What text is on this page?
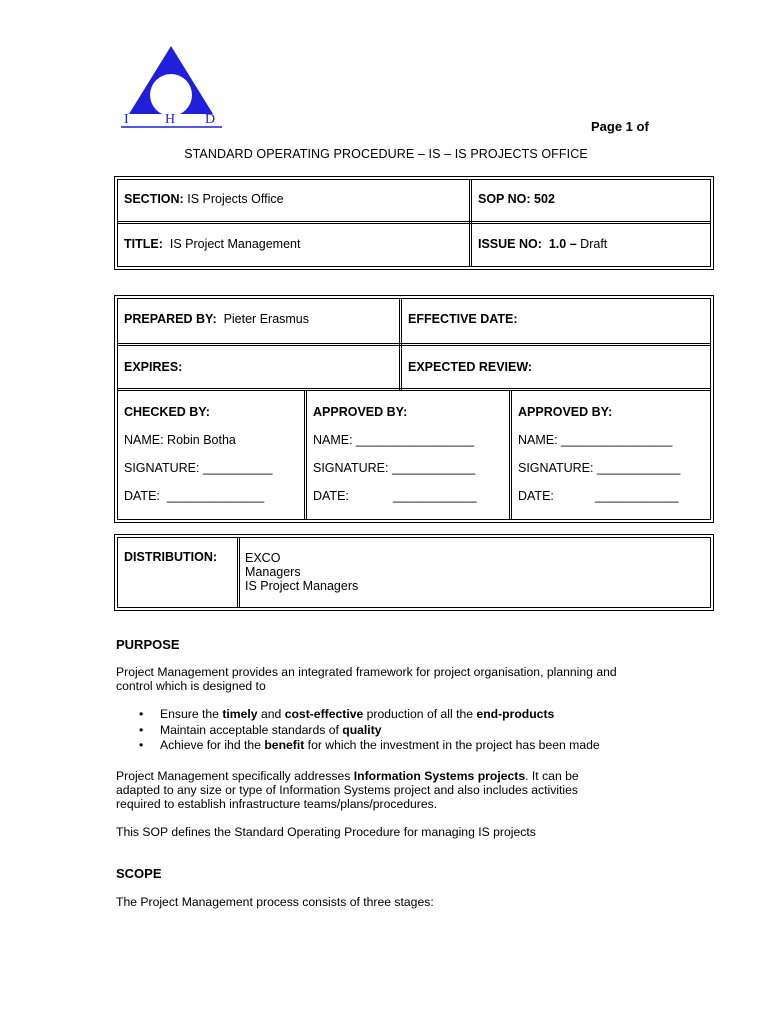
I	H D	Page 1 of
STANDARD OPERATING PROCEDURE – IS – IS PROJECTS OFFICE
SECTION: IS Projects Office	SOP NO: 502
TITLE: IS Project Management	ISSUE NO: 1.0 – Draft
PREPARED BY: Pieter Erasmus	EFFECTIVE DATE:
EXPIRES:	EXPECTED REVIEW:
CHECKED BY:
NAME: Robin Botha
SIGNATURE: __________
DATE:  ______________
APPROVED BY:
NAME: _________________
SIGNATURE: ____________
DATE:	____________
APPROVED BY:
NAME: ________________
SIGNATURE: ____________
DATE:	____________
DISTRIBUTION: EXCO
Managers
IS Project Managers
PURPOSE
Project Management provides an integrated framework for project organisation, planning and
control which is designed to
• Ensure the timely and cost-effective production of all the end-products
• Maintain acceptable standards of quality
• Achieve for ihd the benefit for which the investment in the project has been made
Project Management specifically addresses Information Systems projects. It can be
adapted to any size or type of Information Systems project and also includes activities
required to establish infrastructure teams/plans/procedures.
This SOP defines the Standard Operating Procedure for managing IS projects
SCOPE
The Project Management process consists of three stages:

__What to do__
The pictures in the entries should be left out; output everything else exactly.

__Correct answer__
What text is on this page?
I	H D	Page 1 of
STANDARD OPERATING PROCEDURE – IS – IS PROJECTS OFFICE
SECTION: IS Projects Office	SOP NO: 502
TITLE: IS Project Management	ISSUE NO: 1.0 – Draft
PREPARED BY: Pieter Erasmus	EFFECTIVE DATE:
EXPIRES:	EXPECTED REVIEW:
CHECKED BY:
NAME: Robin Botha
SIGNATURE: __________
DATE:  ______________
APPROVED BY:
NAME: _________________
SIGNATURE: ____________
DATE:	____________
APPROVED BY:
NAME: ________________
SIGNATURE: ____________
DATE:	____________
DISTRIBUTION: EXCO
Managers
IS Project Managers
PURPOSE
Project Management provides an integrated framework for project organisation, planning and
control which is designed to
• Ensure the timely and cost-effective production of all the end-products
• Maintain acceptable standards of quality
• Achieve for ihd the benefit for which the investment in the project has been made
Project Management specifically addresses Information Systems projects. It can be
adapted to any size or type of Information Systems project and also includes activities
required to establish infrastructure teams/plans/procedures.
This SOP defines the Standard Operating Procedure for managing IS projects
SCOPE
The Project Management process consists of three stages:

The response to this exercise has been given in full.